Exercise goal ▸
Print each of the entries exactly, leaving nothing out.
⟨
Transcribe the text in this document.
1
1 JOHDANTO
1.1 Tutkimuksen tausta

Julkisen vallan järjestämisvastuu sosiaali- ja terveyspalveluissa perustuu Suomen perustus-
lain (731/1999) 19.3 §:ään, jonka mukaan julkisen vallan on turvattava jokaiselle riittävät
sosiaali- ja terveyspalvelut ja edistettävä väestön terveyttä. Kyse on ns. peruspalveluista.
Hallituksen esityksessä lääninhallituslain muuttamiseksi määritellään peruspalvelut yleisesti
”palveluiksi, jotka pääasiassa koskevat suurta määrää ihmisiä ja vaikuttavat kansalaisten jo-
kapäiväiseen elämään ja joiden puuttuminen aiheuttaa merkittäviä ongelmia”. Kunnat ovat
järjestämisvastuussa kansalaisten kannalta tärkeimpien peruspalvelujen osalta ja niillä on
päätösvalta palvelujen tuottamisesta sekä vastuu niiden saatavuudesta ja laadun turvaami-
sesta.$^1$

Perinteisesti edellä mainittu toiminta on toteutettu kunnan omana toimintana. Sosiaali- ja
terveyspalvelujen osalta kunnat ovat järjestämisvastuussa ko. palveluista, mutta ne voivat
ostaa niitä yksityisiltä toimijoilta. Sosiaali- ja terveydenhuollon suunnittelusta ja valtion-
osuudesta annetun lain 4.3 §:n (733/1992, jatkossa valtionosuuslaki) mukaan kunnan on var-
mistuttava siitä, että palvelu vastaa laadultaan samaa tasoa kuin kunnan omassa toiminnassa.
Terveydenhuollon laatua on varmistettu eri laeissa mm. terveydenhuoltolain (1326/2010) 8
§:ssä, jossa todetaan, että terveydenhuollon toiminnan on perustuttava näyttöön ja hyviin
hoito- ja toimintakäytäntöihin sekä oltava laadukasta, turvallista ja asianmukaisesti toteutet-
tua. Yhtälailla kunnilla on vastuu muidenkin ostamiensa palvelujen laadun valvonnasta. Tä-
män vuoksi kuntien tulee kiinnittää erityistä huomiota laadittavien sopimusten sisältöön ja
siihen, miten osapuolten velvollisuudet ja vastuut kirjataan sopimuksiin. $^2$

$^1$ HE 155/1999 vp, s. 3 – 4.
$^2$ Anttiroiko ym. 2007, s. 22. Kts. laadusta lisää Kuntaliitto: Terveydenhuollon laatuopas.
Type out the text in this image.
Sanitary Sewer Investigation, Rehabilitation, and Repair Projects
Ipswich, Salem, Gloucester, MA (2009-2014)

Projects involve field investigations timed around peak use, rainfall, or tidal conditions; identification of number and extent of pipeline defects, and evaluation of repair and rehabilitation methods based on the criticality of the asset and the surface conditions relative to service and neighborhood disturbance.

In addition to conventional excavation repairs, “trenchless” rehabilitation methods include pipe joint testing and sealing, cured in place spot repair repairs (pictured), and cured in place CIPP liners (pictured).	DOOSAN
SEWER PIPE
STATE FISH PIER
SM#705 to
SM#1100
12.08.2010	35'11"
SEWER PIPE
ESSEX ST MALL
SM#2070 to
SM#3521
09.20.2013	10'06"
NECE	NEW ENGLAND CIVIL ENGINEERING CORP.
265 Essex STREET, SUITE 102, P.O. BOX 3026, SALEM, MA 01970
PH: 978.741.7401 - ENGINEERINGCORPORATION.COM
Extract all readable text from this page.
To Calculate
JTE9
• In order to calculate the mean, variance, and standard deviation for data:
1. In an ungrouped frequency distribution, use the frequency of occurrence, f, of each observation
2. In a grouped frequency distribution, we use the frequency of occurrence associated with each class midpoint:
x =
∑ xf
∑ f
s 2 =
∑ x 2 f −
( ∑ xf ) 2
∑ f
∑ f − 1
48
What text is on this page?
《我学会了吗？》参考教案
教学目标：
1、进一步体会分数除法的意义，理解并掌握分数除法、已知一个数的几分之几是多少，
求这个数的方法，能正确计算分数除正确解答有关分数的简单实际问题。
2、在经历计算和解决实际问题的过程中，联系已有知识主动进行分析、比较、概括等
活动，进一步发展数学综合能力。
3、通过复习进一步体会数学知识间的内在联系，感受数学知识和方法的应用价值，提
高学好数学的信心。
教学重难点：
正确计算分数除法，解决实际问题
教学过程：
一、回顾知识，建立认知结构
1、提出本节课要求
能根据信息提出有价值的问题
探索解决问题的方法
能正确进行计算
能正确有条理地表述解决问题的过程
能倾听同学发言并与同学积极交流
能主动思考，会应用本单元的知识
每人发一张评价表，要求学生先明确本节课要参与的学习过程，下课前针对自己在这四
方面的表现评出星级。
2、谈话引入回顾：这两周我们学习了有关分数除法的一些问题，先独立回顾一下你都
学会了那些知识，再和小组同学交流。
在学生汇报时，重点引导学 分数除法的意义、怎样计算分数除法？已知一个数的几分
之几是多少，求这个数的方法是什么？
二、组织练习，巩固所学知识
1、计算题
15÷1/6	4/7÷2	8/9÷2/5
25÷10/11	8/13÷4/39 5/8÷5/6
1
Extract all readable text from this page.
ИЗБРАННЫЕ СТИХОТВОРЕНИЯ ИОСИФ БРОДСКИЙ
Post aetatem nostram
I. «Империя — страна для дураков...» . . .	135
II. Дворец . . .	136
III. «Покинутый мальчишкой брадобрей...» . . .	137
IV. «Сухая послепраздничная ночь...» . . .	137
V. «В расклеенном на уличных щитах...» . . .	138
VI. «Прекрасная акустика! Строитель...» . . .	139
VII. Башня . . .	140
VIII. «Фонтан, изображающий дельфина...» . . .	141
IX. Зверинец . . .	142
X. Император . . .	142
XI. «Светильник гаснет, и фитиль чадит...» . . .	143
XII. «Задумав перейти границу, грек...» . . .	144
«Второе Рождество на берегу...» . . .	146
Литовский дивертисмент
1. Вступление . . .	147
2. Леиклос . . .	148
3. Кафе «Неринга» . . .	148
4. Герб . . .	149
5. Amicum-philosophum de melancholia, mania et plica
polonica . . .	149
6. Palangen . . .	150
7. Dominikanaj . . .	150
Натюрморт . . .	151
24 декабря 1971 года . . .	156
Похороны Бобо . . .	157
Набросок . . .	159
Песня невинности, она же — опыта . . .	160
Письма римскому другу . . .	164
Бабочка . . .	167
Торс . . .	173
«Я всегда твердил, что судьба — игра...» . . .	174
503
⟩
Exercise answer ▸
Transcribe the text in this document.
1
1 JOHDANTO
1.1 Tutkimuksen tausta

Julkisen vallan järjestämisvastuu sosiaali- ja terveyspalveluissa perustuu Suomen perustus-
lain (731/1999) 19.3 §:ään, jonka mukaan julkisen vallan on turvattava jokaiselle riittävät
sosiaali- ja terveyspalvelut ja edistettävä väestön terveyttä. Kyse on ns. peruspalveluista.
Hallituksen esityksessä lääninhallituslain muuttamiseksi määritellään peruspalvelut yleisesti
”palveluiksi, jotka pääasiassa koskevat suurta määrää ihmisiä ja vaikuttavat kansalaisten jo-
kapäiväiseen elämään ja joiden puuttuminen aiheuttaa merkittäviä ongelmia”. Kunnat ovat
järjestämisvastuussa kansalaisten kannalta tärkeimpien peruspalvelujen osalta ja niillä on
päätösvalta palvelujen tuottamisesta sekä vastuu niiden saatavuudesta ja laadun turvaami-
sesta.$^1$

Perinteisesti edellä mainittu toiminta on toteutettu kunnan omana toimintana. Sosiaali- ja
terveyspalvelujen osalta kunnat ovat järjestämisvastuussa ko. palveluista, mutta ne voivat
ostaa niitä yksityisiltä toimijoilta. Sosiaali- ja terveydenhuollon suunnittelusta ja valtion-
osuudesta annetun lain 4.3 §:n (733/1992, jatkossa valtionosuuslaki) mukaan kunnan on var-
mistuttava siitä, että palvelu vastaa laadultaan samaa tasoa kuin kunnan omassa toiminnassa.
Terveydenhuollon laatua on varmistettu eri laeissa mm. terveydenhuoltolain (1326/2010) 8
§:ssä, jossa todetaan, että terveydenhuollon toiminnan on perustuttava näyttöön ja hyviin
hoito- ja toimintakäytäntöihin sekä oltava laadukasta, turvallista ja asianmukaisesti toteutet-
tua. Yhtälailla kunnilla on vastuu muidenkin ostamiensa palvelujen laadun valvonnasta. Tä-
män vuoksi kuntien tulee kiinnittää erityistä huomiota laadittavien sopimusten sisältöön ja
siihen, miten osapuolten velvollisuudet ja vastuut kirjataan sopimuksiin. $^2$

$^1$ HE 155/1999 vp, s. 3 – 4.
$^2$ Anttiroiko ym. 2007, s. 22. Kts. laadusta lisää Kuntaliitto: Terveydenhuollon laatuopas.
Type out the text in this image.
Sanitary Sewer Investigation, Rehabilitation, and Repair Projects
Ipswich, Salem, Gloucester, MA (2009-2014)

Projects involve field investigations timed around peak use, rainfall, or tidal conditions; identification of number and extent of pipeline defects, and evaluation of repair and rehabilitation methods based on the criticality of the asset and the surface conditions relative to service and neighborhood disturbance.

In addition to conventional excavation repairs, “trenchless” rehabilitation methods include pipe joint testing and sealing, cured in place spot repair repairs (pictured), and cured in place CIPP liners (pictured).	DOOSAN
SEWER PIPE
STATE FISH PIER
SM#705 to
SM#1100
12.08.2010	35'11"
SEWER PIPE
ESSEX ST MALL
SM#2070 to
SM#3521
09.20.2013	10'06"
NECE	NEW ENGLAND CIVIL ENGINEERING CORP.
265 Essex STREET, SUITE 102, P.O. BOX 3026, SALEM, MA 01970
PH: 978.741.7401 - ENGINEERINGCORPORATION.COM
Extract all readable text from this page.
To Calculate
JTE9
• In order to calculate the mean, variance, and standard deviation for data:
1. In an ungrouped frequency distribution, use the frequency of occurrence, f, of each observation
2. In a grouped frequency distribution, we use the frequency of occurrence associated with each class midpoint:
x =
∑ xf
∑ f
s 2 =
∑ x 2 f −
( ∑ xf ) 2
∑ f
∑ f − 1
48
What text is on this page?
《我学会了吗？》参考教案
教学目标：
1、进一步体会分数除法的意义，理解并掌握分数除法、已知一个数的几分之几是多少，
求这个数的方法，能正确计算分数除正确解答有关分数的简单实际问题。
2、在经历计算和解决实际问题的过程中，联系已有知识主动进行分析、比较、概括等
活动，进一步发展数学综合能力。
3、通过复习进一步体会数学知识间的内在联系，感受数学知识和方法的应用价值，提
高学好数学的信心。
教学重难点：
正确计算分数除法，解决实际问题
教学过程：
一、回顾知识，建立认知结构
1、提出本节课要求
能根据信息提出有价值的问题
探索解决问题的方法
能正确进行计算
能正确有条理地表述解决问题的过程
能倾听同学发言并与同学积极交流
能主动思考，会应用本单元的知识
每人发一张评价表，要求学生先明确本节课要参与的学习过程，下课前针对自己在这四
方面的表现评出星级。
2、谈话引入回顾：这两周我们学习了有关分数除法的一些问题，先独立回顾一下你都
学会了那些知识，再和小组同学交流。
在学生汇报时，重点引导学 分数除法的意义、怎样计算分数除法？已知一个数的几分
之几是多少，求这个数的方法是什么？
二、组织练习，巩固所学知识
1、计算题
15÷1/6	4/7÷2	8/9÷2/5
25÷10/11	8/13÷4/39 5/8÷5/6
1
Extract all readable text from this page.
ИЗБРАННЫЕ СТИХОТВОРЕНИЯ ИОСИФ БРОДСКИЙ
Post aetatem nostram
I. «Империя — страна для дураков...» . . .	135
II. Дворец . . .	136
III. «Покинутый мальчишкой брадобрей...» . . .	137
IV. «Сухая послепраздничная ночь...» . . .	137
V. «В расклеенном на уличных щитах...» . . .	138
VI. «Прекрасная акустика! Строитель...» . . .	139
VII. Башня . . .	140
VIII. «Фонтан, изображающий дельфина...» . . .	141
IX. Зверинец . . .	142
X. Император . . .	142
XI. «Светильник гаснет, и фитиль чадит...» . . .	143
XII. «Задумав перейти границу, грек...» . . .	144
«Второе Рождество на берегу...» . . .	146
Литовский дивертисмент
1. Вступление . . .	147
2. Леиклос . . .	148
3. Кафе «Неринга» . . .	148
4. Герб . . .	149
5. Amicum-philosophum de melancholia, mania et plica
polonica . . .	149
6. Palangen . . .	150
7. Dominikanaj . . .	150
Натюрморт . . .	151
24 декабря 1971 года . . .	156
Похороны Бобо . . .	157
Набросок . . .	159
Песня невинности, она же — опыта . . .	160
Письма римскому другу . . .	164
Бабочка . . .	167
Торс . . .	173
«Я всегда твердил, что судьба — игра...» . . .	174
503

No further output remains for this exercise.